> [Written instruction]:
The data below is to be returned in full and exactly.

^^^^^^^^^^^^^^^^

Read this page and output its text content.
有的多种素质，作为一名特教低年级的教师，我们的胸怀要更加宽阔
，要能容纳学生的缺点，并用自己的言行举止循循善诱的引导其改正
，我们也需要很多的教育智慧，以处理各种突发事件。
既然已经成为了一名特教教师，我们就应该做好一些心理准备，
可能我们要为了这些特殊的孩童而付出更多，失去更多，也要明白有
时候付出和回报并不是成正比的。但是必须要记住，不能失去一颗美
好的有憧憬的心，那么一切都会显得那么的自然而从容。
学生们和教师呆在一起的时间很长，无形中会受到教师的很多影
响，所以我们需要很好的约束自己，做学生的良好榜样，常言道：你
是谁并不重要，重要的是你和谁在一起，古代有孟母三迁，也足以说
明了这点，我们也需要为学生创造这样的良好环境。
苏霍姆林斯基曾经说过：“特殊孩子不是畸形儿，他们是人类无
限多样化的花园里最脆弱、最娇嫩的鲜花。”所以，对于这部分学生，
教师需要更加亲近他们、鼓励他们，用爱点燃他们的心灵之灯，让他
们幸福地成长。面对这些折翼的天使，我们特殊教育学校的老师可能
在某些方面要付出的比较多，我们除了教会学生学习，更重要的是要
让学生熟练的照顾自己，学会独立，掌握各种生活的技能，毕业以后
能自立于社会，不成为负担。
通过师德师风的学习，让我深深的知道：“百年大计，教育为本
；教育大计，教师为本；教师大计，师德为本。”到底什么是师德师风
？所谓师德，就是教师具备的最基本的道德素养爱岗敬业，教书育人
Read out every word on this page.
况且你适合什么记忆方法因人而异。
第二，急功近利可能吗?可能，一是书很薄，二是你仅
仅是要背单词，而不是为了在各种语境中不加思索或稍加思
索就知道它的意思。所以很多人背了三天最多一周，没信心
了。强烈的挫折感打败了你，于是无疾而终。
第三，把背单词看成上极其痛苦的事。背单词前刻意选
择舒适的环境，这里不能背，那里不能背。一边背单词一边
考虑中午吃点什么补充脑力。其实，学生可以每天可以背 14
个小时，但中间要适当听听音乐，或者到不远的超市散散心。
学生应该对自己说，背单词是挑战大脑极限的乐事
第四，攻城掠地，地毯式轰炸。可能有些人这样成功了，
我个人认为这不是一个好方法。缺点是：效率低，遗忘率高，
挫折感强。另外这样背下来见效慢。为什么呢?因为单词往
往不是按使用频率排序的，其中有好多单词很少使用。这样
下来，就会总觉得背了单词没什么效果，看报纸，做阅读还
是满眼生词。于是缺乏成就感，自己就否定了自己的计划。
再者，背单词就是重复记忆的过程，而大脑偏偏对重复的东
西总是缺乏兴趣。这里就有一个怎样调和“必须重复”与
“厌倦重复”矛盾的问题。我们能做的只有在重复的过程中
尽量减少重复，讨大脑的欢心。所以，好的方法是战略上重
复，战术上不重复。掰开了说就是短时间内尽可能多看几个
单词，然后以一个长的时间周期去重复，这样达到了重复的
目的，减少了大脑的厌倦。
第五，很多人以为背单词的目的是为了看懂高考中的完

^^^^^^^^^^^^^^^^

> [Result]:
Read this page and output its text content.
有的多种素质，作为一名特教低年级的教师，我们的胸怀要更加宽阔
，要能容纳学生的缺点，并用自己的言行举止循循善诱的引导其改正
，我们也需要很多的教育智慧，以处理各种突发事件。
既然已经成为了一名特教教师，我们就应该做好一些心理准备，
可能我们要为了这些特殊的孩童而付出更多，失去更多，也要明白有
时候付出和回报并不是成正比的。但是必须要记住，不能失去一颗美
好的有憧憬的心，那么一切都会显得那么的自然而从容。
学生们和教师呆在一起的时间很长，无形中会受到教师的很多影
响，所以我们需要很好的约束自己，做学生的良好榜样，常言道：你
是谁并不重要，重要的是你和谁在一起，古代有孟母三迁，也足以说
明了这点，我们也需要为学生创造这样的良好环境。
苏霍姆林斯基曾经说过：“特殊孩子不是畸形儿，他们是人类无
限多样化的花园里最脆弱、最娇嫩的鲜花。”所以，对于这部分学生，
教师需要更加亲近他们、鼓励他们，用爱点燃他们的心灵之灯，让他
们幸福地成长。面对这些折翼的天使，我们特殊教育学校的老师可能
在某些方面要付出的比较多，我们除了教会学生学习，更重要的是要
让学生熟练的照顾自己，学会独立，掌握各种生活的技能，毕业以后
能自立于社会，不成为负担。
通过师德师风的学习，让我深深的知道：“百年大计，教育为本
；教育大计，教师为本；教师大计，师德为本。”到底什么是师德师风
？所谓师德，就是教师具备的最基本的道德素养爱岗敬业，教书育人
Read out every word on this page.
况且你适合什么记忆方法因人而异。
第二，急功近利可能吗?可能，一是书很薄，二是你仅
仅是要背单词，而不是为了在各种语境中不加思索或稍加思
索就知道它的意思。所以很多人背了三天最多一周，没信心
了。强烈的挫折感打败了你，于是无疾而终。
第三，把背单词看成上极其痛苦的事。背单词前刻意选
择舒适的环境，这里不能背，那里不能背。一边背单词一边
考虑中午吃点什么补充脑力。其实，学生可以每天可以背 14
个小时，但中间要适当听听音乐，或者到不远的超市散散心。
学生应该对自己说，背单词是挑战大脑极限的乐事
第四，攻城掠地，地毯式轰炸。可能有些人这样成功了，
我个人认为这不是一个好方法。缺点是：效率低，遗忘率高，
挫折感强。另外这样背下来见效慢。为什么呢?因为单词往
往不是按使用频率排序的，其中有好多单词很少使用。这样
下来，就会总觉得背了单词没什么效果，看报纸，做阅读还
是满眼生词。于是缺乏成就感，自己就否定了自己的计划。
再者，背单词就是重复记忆的过程，而大脑偏偏对重复的东
西总是缺乏兴趣。这里就有一个怎样调和“必须重复”与
“厌倦重复”矛盾的问题。我们能做的只有在重复的过程中
尽量减少重复，讨大脑的欢心。所以，好的方法是战略上重
复，战术上不重复。掰开了说就是短时间内尽可能多看几个
单词，然后以一个长的时间周期去重复，这样达到了重复的
目的，减少了大脑的厌倦。
第五，很多人以为背单词的目的是为了看懂高考中的完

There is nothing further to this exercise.